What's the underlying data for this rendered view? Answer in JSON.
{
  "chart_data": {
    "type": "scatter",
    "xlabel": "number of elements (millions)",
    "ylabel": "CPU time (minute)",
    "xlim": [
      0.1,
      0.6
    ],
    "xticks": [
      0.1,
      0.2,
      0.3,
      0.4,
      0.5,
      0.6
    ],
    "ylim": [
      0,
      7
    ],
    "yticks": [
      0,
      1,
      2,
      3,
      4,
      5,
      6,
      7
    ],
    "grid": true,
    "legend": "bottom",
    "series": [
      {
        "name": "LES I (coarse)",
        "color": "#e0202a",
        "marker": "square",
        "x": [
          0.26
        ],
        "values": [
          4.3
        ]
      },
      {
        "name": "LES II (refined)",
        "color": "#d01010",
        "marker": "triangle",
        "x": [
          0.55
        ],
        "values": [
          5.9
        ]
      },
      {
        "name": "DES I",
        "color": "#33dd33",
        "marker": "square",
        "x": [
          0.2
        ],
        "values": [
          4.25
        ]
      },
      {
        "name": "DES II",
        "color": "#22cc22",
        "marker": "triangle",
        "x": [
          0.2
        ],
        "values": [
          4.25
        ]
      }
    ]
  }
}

WHAT IS ASKED: Check each line above for "color" and return the ones that have it.

TASK ANSWER:
        "color": "#e0202a",
        "color": "#d01010",
        "color": "#33dd33",
        "color": "#22cc22",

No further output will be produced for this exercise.